- **Exercise goal**: Output every entry exactly as written, but omit the pictures.

- **Data supplied**:
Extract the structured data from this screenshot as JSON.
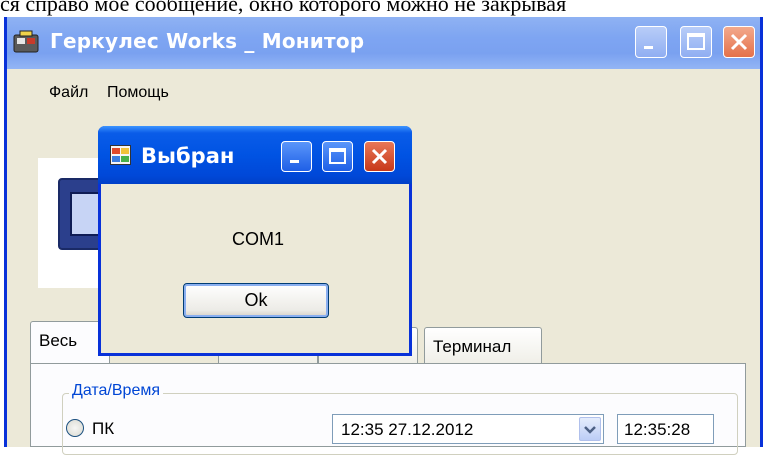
{
  "document_text": "ся справо мое сообщение, окно которого можно не закрывая",
  "main_window": {
    "title": "Геркулес Works _ Монитор",
    "menu": [
      "Файл",
      "Помощь"
    ]
  },
  "tabs": [
    {
      "label": "Весь"
    },
    {
      "label": "Терминал"
    }
  ],
  "date_time_group": {
    "legend": "Дата/Время",
    "radio_label": "ПК",
    "combo_value": "12:35 27.12.2012",
    "time_value": "12:35:28"
  },
  "dialog": {
    "title": "Выбран",
    "message": "COM1",
    "ok_label": "Ok"
  },
  "colors": {
    "xp_title_blue": "#0053e3",
    "xp_border_blue": "#0831d9",
    "inactive_title": "#7ea5f2",
    "close_red": "#e4714a",
    "face": "#ece9d8",
    "group_label": "#0046d5"
  },
  "icons": [
    "app-icon",
    "minimize-icon",
    "maximize-icon",
    "close-icon",
    "dialog-icon",
    "chevron-down-icon"
  ]
}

- **The completed task**:
Extract the structured data from this screenshot as JSON.
{
  "document_text": "ся справо мое сообщение, окно которого можно не закрывая",
  "main_window": {
    "title": "Геркулес Works _ Монитор",
    "menu": [
      "Файл",
      "Помощь"
    ]
  },
  "tabs": [
    {
      "label": "Весь"
    },
    {
      "label": "Терминал"
    }
  ],
  "date_time_group": {
    "legend": "Дата/Время",
    "radio_label": "ПК",
    "combo_value": "12:35 27.12.2012",
    "time_value": "12:35:28"
  },
  "dialog": {
    "title": "Выбран",
    "message": "COM1",
    "ok_label": "Ok"
  },
  "colors": {
    "xp_title_blue": "#0053e3",
    "xp_border_blue": "#0831d9",
    "inactive_title": "#7ea5f2",
    "close_red": "#e4714a",
    "face": "#ece9d8",
    "group_label": "#0046d5"
  },
  "icons": [
    "app-icon",
    "minimize-icon",
    "maximize-icon",
    "close-icon",
    "dialog-icon",
    "chevron-down-icon"
  ]
}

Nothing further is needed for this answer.